/---

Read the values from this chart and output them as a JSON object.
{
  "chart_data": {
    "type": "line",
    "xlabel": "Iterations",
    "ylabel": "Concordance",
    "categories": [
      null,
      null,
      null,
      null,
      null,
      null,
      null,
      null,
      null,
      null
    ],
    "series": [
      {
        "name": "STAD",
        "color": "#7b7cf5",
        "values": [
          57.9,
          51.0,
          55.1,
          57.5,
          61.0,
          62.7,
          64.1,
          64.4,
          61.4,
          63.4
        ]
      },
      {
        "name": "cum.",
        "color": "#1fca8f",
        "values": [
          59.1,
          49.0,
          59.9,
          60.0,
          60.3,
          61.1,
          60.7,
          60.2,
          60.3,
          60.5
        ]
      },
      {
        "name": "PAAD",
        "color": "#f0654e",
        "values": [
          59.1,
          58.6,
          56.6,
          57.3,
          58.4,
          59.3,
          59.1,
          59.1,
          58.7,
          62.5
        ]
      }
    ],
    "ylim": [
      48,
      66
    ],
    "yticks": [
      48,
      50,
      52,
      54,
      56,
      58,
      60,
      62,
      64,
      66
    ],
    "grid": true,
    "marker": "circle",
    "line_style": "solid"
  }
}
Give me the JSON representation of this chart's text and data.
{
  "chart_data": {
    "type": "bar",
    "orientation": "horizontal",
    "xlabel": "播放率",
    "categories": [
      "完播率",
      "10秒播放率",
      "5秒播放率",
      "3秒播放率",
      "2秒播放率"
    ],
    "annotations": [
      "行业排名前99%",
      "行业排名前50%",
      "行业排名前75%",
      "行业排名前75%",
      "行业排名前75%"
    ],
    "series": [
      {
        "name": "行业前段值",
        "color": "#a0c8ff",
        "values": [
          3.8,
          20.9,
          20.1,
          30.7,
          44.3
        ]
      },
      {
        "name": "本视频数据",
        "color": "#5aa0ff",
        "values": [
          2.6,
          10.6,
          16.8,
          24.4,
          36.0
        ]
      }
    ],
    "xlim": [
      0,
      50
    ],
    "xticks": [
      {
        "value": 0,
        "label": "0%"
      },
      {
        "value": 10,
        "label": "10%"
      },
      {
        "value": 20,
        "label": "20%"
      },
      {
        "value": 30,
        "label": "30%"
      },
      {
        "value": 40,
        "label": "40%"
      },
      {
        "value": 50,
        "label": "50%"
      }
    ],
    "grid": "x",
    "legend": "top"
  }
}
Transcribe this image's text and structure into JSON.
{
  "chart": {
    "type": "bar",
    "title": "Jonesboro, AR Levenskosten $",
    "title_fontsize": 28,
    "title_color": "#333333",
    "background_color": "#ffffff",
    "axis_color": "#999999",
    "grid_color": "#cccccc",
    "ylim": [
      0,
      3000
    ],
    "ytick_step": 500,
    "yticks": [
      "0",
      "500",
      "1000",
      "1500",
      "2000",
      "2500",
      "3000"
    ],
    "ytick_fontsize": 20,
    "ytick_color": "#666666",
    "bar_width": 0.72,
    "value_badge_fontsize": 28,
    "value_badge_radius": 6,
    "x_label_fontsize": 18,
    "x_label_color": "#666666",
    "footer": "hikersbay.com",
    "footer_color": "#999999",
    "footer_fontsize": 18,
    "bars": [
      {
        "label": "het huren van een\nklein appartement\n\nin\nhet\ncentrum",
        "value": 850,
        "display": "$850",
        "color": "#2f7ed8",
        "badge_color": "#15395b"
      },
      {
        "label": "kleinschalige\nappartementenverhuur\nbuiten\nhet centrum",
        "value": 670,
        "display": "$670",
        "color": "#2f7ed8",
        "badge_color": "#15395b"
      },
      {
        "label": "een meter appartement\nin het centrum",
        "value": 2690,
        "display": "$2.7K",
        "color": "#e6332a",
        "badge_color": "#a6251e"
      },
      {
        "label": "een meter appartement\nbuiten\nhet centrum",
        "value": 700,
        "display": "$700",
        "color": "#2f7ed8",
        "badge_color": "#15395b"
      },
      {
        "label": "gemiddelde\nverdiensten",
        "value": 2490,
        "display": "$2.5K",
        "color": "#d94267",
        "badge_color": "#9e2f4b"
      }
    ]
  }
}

\---

All the data must be duplicated exactly, with nothing added or removed.

▶ _Written solution_
Read the values from this chart and output them as a JSON object.
{
  "chart_data": {
    "type": "line",
    "xlabel": "Iterations",
    "ylabel": "Concordance",
    "categories": [
      null,
      null,
      null,
      null,
      null,
      null,
      null,
      null,
      null,
      null
    ],
    "series": [
      {
        "name": "STAD",
        "color": "#7b7cf5",
        "values": [
          57.9,
          51.0,
          55.1,
          57.5,
          61.0,
          62.7,
          64.1,
          64.4,
          61.4,
          63.4
        ]
      },
      {
        "name": "cum.",
        "color": "#1fca8f",
        "values": [
          59.1,
          49.0,
          59.9,
          60.0,
          60.3,
          61.1,
          60.7,
          60.2,
          60.3,
          60.5
        ]
      },
      {
        "name": "PAAD",
        "color": "#f0654e",
        "values": [
          59.1,
          58.6,
          56.6,
          57.3,
          58.4,
          59.3,
          59.1,
          59.1,
          58.7,
          62.5
        ]
      }
    ],
    "ylim": [
      48,
      66
    ],
    "yticks": [
      48,
      50,
      52,
      54,
      56,
      58,
      60,
      62,
      64,
      66
    ],
    "grid": true,
    "marker": "circle",
    "line_style": "solid"
  }
}
Give me the JSON representation of this chart's text and data.
{
  "chart_data": {
    "type": "bar",
    "orientation": "horizontal",
    "xlabel": "播放率",
    "categories": [
      "完播率",
      "10秒播放率",
      "5秒播放率",
      "3秒播放率",
      "2秒播放率"
    ],
    "annotations": [
      "行业排名前99%",
      "行业排名前50%",
      "行业排名前75%",
      "行业排名前75%",
      "行业排名前75%"
    ],
    "series": [
      {
        "name": "行业前段值",
        "color": "#a0c8ff",
        "values": [
          3.8,
          20.9,
          20.1,
          30.7,
          44.3
        ]
      },
      {
        "name": "本视频数据",
        "color": "#5aa0ff",
        "values": [
          2.6,
          10.6,
          16.8,
          24.4,
          36.0
        ]
      }
    ],
    "xlim": [
      0,
      50
    ],
    "xticks": [
      {
        "value": 0,
        "label": "0%"
      },
      {
        "value": 10,
        "label": "10%"
      },
      {
        "value": 20,
        "label": "20%"
      },
      {
        "value": 30,
        "label": "30%"
      },
      {
        "value": 40,
        "label": "40%"
      },
      {
        "value": 50,
        "label": "50%"
      }
    ],
    "grid": "x",
    "legend": "top"
  }
}
Transcribe this image's text and structure into JSON.
{
  "chart": {
    "type": "bar",
    "title": "Jonesboro, AR Levenskosten $",
    "title_fontsize": 28,
    "title_color": "#333333",
    "background_color": "#ffffff",
    "axis_color": "#999999",
    "grid_color": "#cccccc",
    "ylim": [
      0,
      3000
    ],
    "ytick_step": 500,
    "yticks": [
      "0",
      "500",
      "1000",
      "1500",
      "2000",
      "2500",
      "3000"
    ],
    "ytick_fontsize": 20,
    "ytick_color": "#666666",
    "bar_width": 0.72,
    "value_badge_fontsize": 28,
    "value_badge_radius": 6,
    "x_label_fontsize": 18,
    "x_label_color": "#666666",
    "footer": "hikersbay.com",
    "footer_color": "#999999",
    "footer_fontsize": 18,
    "bars": [
      {
        "label": "het huren van een\nklein appartement\n\nin\nhet\ncentrum",
        "value": 850,
        "display": "$850",
        "color": "#2f7ed8",
        "badge_color": "#15395b"
      },
      {
        "label": "kleinschalige\nappartementenverhuur\nbuiten\nhet centrum",
        "value": 670,
        "display": "$670",
        "color": "#2f7ed8",
        "badge_color": "#15395b"
      },
      {
        "label": "een meter appartement\nin het centrum",
        "value": 2690,
        "display": "$2.7K",
        "color": "#e6332a",
        "badge_color": "#a6251e"
      },
      {
        "label": "een meter appartement\nbuiten\nhet centrum",
        "value": 700,
        "display": "$700",
        "color": "#2f7ed8",
        "badge_color": "#15395b"
      },
      {
        "label": "gemiddelde\nverdiensten",
        "value": 2490,
        "display": "$2.5K",
        "color": "#d94267",
        "badge_color": "#9e2f4b"
      }
    ]
  }
}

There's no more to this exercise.